Start of Available data
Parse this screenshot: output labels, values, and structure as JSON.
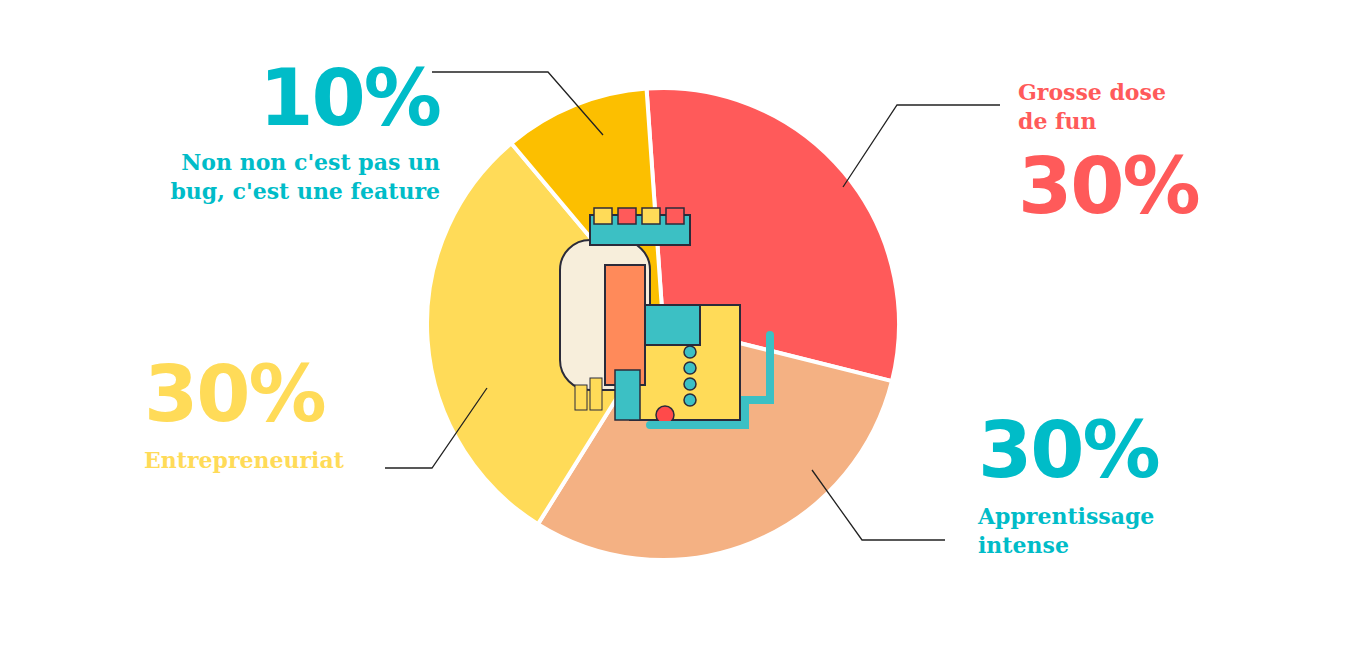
{
  "chart_data": {
    "type": "pie",
    "categories": [
      "Grosse dose de fun",
      "Apprentissage intense",
      "Entrepreneuriat",
      "Non non c'est pas un bug, c'est une feature"
    ],
    "values": [
      30,
      30,
      30,
      10
    ],
    "value_labels": [
      "30%",
      "30%",
      "30%",
      "10%"
    ],
    "colors": [
      "#ff5a5a",
      "#f4b183",
      "#ffdb58",
      "#fcbf00"
    ],
    "data_labels": true
  }
}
End of Available data
Work required: From the records given above, reproduce all text exactly and exclude each picture.

Full response:
Parse this screenshot: output labels, values, and structure as JSON.
{
  "chart_data": {
    "type": "pie",
    "categories": [
      "Grosse dose de fun",
      "Apprentissage intense",
      "Entrepreneuriat",
      "Non non c'est pas un bug, c'est une feature"
    ],
    "values": [
      30,
      30,
      30,
      10
    ],
    "value_labels": [
      "30%",
      "30%",
      "30%",
      "10%"
    ],
    "colors": [
      "#ff5a5a",
      "#f4b183",
      "#ffdb58",
      "#fcbf00"
    ],
    "data_labels": true
  }
}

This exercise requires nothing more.